Extracted text:
####################

Federal court records belong to everyone. But one federal court in Texas lets patent litigants treat courts like their own private tribunals, effectively shutting out the public.

When EFF tried to intervene and push for greater access to a patent dispute earlier this year, the U.S. District Court for the Eastern District of Texas rejected our effort.  EFF appealed and last week filed our opening brief with the U.S. Court of Appeals for the Federal Circuit.

EFF is not the only one concerned by the district court’s decision. Several organizations filed friend-of-the-court briefs in support of our appeal. Below, we explain the stakes of this case and why others are concerned about the implications of the district court’s secrecy.  

Courts too often let patent litigants shut out the public

Secrecy in patent litigation is an enduring problem, and EFF has repeatedly pushed for greater transparency by intervening in patent lawsuits to vindicate the public’s right to access judicial records.

But sometimes, courts don’t let us—and instead decide to prioritize corporations’ confidentiality interests over the public’s right to access records filed on the record in the public’s courts.

####################

Material shown:
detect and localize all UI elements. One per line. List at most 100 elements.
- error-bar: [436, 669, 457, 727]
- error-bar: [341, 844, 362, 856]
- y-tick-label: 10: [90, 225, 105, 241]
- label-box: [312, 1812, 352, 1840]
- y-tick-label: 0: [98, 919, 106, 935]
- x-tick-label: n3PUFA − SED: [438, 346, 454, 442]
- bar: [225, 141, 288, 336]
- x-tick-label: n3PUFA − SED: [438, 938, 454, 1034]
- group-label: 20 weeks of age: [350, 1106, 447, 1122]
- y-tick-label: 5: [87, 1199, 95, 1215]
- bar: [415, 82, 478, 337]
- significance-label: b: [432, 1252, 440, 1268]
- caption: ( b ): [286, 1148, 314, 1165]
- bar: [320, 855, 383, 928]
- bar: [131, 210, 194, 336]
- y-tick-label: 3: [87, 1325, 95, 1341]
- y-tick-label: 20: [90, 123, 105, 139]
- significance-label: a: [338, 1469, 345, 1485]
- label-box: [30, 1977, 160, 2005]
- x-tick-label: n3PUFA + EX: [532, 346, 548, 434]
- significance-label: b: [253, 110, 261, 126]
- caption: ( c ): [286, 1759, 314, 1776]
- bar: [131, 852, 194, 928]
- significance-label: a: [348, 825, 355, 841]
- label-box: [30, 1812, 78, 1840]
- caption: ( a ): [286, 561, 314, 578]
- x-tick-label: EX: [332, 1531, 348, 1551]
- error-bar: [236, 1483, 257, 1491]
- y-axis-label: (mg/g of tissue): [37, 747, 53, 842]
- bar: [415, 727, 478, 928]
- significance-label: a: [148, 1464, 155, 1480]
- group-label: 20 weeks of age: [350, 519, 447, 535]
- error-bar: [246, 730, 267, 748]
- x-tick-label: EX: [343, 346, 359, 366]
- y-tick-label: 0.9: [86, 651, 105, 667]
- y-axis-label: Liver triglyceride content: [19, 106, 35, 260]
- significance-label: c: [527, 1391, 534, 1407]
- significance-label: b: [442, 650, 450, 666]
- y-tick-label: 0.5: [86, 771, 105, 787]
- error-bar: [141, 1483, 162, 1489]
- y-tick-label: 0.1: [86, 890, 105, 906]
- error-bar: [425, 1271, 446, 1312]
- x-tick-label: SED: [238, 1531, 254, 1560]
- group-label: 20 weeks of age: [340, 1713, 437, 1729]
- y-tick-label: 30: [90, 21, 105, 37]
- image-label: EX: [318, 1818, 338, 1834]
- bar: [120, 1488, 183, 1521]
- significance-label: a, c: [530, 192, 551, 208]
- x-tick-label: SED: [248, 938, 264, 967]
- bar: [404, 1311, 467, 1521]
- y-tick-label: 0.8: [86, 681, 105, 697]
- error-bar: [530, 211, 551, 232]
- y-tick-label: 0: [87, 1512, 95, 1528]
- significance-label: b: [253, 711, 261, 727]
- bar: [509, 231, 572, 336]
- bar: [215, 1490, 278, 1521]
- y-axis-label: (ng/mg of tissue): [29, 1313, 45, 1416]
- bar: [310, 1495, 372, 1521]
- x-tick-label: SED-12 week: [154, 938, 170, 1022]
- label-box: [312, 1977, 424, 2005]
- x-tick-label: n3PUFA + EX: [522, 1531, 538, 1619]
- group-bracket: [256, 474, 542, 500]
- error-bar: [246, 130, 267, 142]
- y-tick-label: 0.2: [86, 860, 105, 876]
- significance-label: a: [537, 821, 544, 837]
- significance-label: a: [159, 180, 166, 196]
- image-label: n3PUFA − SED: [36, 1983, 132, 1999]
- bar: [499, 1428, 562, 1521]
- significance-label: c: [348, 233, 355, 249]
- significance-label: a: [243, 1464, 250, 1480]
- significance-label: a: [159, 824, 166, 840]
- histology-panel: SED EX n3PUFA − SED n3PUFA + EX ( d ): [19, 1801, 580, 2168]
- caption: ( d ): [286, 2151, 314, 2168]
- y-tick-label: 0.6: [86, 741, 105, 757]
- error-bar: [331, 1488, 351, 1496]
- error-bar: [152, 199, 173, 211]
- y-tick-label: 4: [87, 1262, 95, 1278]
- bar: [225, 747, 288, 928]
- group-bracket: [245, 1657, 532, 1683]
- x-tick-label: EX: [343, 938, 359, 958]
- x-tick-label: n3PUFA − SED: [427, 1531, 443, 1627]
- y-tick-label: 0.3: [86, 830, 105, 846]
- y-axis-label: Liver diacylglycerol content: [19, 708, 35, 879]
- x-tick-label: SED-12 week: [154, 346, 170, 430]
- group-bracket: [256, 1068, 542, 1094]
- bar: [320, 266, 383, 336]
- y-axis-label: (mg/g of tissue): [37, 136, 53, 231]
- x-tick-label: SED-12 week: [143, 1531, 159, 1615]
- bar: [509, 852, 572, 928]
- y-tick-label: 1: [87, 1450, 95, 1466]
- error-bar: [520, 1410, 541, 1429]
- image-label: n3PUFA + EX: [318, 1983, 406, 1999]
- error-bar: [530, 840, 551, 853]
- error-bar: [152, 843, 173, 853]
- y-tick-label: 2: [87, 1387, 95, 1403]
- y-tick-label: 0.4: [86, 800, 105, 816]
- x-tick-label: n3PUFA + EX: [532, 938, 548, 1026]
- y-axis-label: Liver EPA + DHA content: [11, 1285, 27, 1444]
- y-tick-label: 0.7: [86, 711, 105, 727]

####################

List of tasks:
1) According to the text on patent court secrecy, which court turned down EFF's effort to intervene in a patent dispute?
2) Shorten the paragraph of the text on patent court secrecy that opens with "EFF is not the only one concerned" while keeping its main facts.
3) From the text on patent court secrecy, extract the stretch from "When EFF tried" through "the Federal Circuit.".
The material comes from a separate source and has no connection to the text on patent court secrecy.

The answers:
1) The U.S. District Court for the Eastern District of Texas.

2) Others share EFF's concern about the district court's decision, and several organizations have filed friend-of-the-court briefs backing the appeal. EFF sets out what is at stake and why these groups worry about the effects of the court's secrecy.

3)
When EFF tried to intervene and push for greater access to a patent dispute earlier this year, the U.S. District Court for the Eastern District of Texas rejected our effort.  EFF appealed and last week filed our opening brief with the U.S. Court of Appeals for the Federal Circuit.